(THE PROBLEM): Transcribe the entries that follow exactly as they appear, minus pictures.
[start of DATA PROVIDED]
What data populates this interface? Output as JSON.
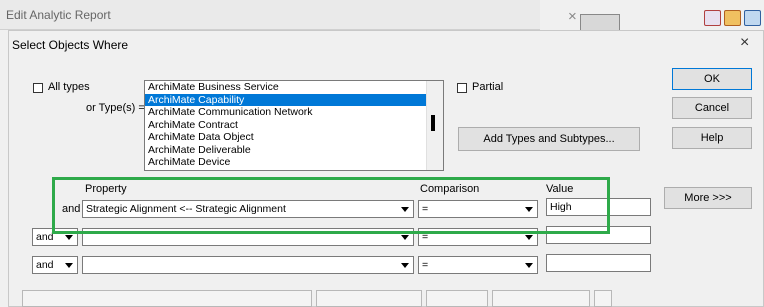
{
  "background_window": {
    "title": "Edit Analytic Report",
    "close_glyph": "×"
  },
  "dialog": {
    "title": "Select Objects Where",
    "close_glyph": "×",
    "all_types_label": "All types",
    "or_types_label": "or Type(s) =",
    "partial_label": "Partial",
    "type_list": [
      "ArchiMate Business Service",
      "ArchiMate Capability",
      "ArchiMate Communication Network",
      "ArchiMate Contract",
      "ArchiMate Data Object",
      "ArchiMate Deliverable",
      "ArchiMate Device"
    ],
    "selected_type": "ArchiMate Capability",
    "add_types_button": "Add Types and Subtypes...",
    "buttons": {
      "ok": "OK",
      "cancel": "Cancel",
      "help": "Help",
      "more": "More >>>"
    },
    "columns": {
      "property": "Property",
      "comparison": "Comparison",
      "value": "Value"
    },
    "rows": [
      {
        "connector": "and",
        "property": "Strategic Alignment <-- Strategic Alignment",
        "comparison": "=",
        "value": "High"
      },
      {
        "connector": "and",
        "property": "",
        "comparison": "=",
        "value": ""
      },
      {
        "connector": "and",
        "property": "",
        "comparison": "=",
        "value": ""
      }
    ],
    "highlight_color": "#2eaa4a",
    "selection_color": "#0078d7"
  }
}
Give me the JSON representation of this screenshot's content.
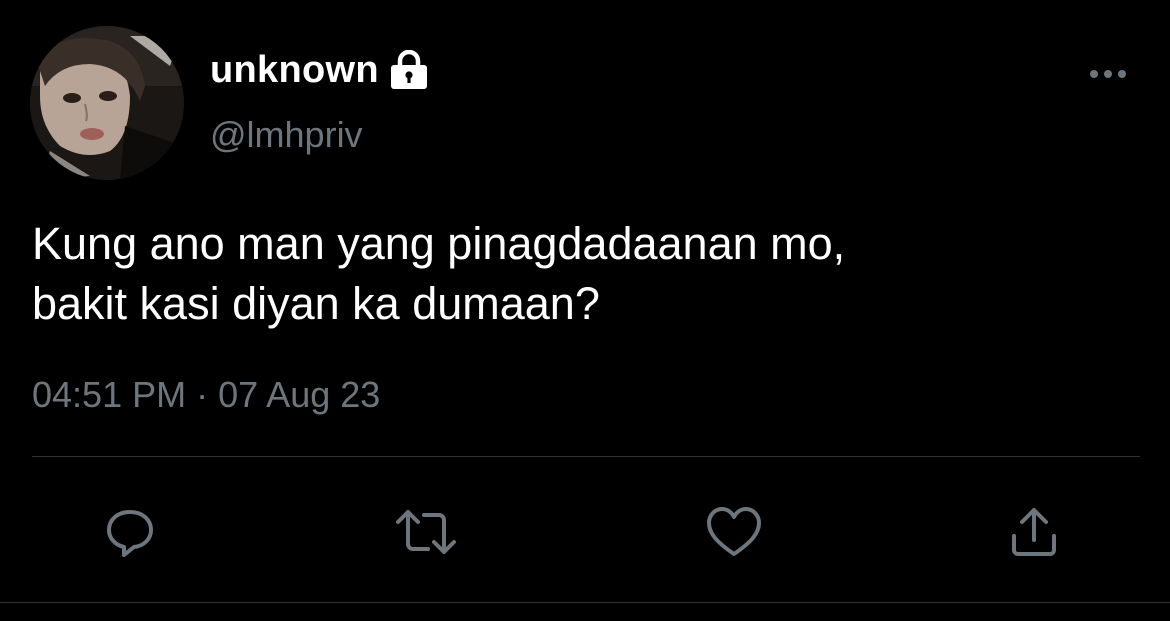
{
  "tweet": {
    "author": {
      "display_name": "unknown",
      "handle": "@lmhpriv",
      "protected_icon": "lock-icon",
      "avatar": "profile-photo"
    },
    "text_lines": [
      "Kung ano man yang pinagdadaanan mo,",
      "bakit kasi diyan ka dumaan?"
    ],
    "time": "04:51 PM",
    "separator": "·",
    "date": "07 Aug 23"
  },
  "actions": [
    {
      "icon": "reply-icon"
    },
    {
      "icon": "retweet-icon"
    },
    {
      "icon": "like-icon"
    },
    {
      "icon": "share-icon"
    }
  ],
  "more_menu_icon": "more-options-icon",
  "colors": {
    "background": "#000000",
    "text_primary": "#ffffff",
    "text_secondary": "#6e767d",
    "divider": "#2f3336"
  }
}
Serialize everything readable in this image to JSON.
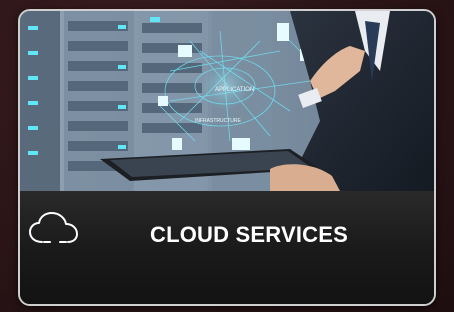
{
  "card": {
    "title": "CLOUD SERVICES",
    "icon": "cloud-icon",
    "hero_icon_labels": [
      "APPLICATION",
      "INFRASTRUCTURE"
    ]
  },
  "colors": {
    "background": "#2a1416",
    "caption_bg": "#1a1a1a",
    "title": "#ffffff",
    "card_border": "#cfcfcf",
    "network_lines": "#6ee0f0"
  }
}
[end of DATA PROVIDED]
(OUTPUT OF THE EXERCISE):
What data populates this interface? Output as JSON.
{
  "background_window": {
    "title": "Edit Analytic Report",
    "close_glyph": "×"
  },
  "dialog": {
    "title": "Select Objects Where",
    "close_glyph": "×",
    "all_types_label": "All types",
    "or_types_label": "or Type(s) =",
    "partial_label": "Partial",
    "type_list": [
      "ArchiMate Business Service",
      "ArchiMate Capability",
      "ArchiMate Communication Network",
      "ArchiMate Contract",
      "ArchiMate Data Object",
      "ArchiMate Deliverable",
      "ArchiMate Device"
    ],
    "selected_type": "ArchiMate Capability",
    "add_types_button": "Add Types and Subtypes...",
    "buttons": {
      "ok": "OK",
      "cancel": "Cancel",
      "help": "Help",
      "more": "More >>>"
    },
    "columns": {
      "property": "Property",
      "comparison": "Comparison",
      "value": "Value"
    },
    "rows": [
      {
        "connector": "and",
        "property": "Strategic Alignment <-- Strategic Alignment",
        "comparison": "=",
        "value": "High"
      },
      {
        "connector": "and",
        "property": "",
        "comparison": "=",
        "value": ""
      },
      {
        "connector": "and",
        "property": "",
        "comparison": "=",
        "value": ""
      }
    ],
    "highlight_color": "#2eaa4a",
    "selection_color": "#0078d7"
  }
}
Give me the JSON representation of this screenshot's content.
{
  "tweet": {
    "author": {
      "display_name": "unknown",
      "handle": "@lmhpriv",
      "protected_icon": "lock-icon",
      "avatar": "profile-photo"
    },
    "text_lines": [
      "Kung ano man yang pinagdadaanan mo,",
      "bakit kasi diyan ka dumaan?"
    ],
    "time": "04:51 PM",
    "separator": "·",
    "date": "07 Aug 23"
  },
  "actions": [
    {
      "icon": "reply-icon"
    },
    {
      "icon": "retweet-icon"
    },
    {
      "icon": "like-icon"
    },
    {
      "icon": "share-icon"
    }
  ],
  "more_menu_icon": "more-options-icon",
  "colors": {
    "background": "#000000",
    "text_primary": "#ffffff",
    "text_secondary": "#6e767d",
    "divider": "#2f3336"
  }
}
Serialize everything readable in this image to JSON.
{
  "card": {
    "title": "CLOUD SERVICES",
    "icon": "cloud-icon",
    "hero_icon_labels": [
      "APPLICATION",
      "INFRASTRUCTURE"
    ]
  },
  "colors": {
    "background": "#2a1416",
    "caption_bg": "#1a1a1a",
    "title": "#ffffff",
    "card_border": "#cfcfcf",
    "network_lines": "#6ee0f0"
  }
}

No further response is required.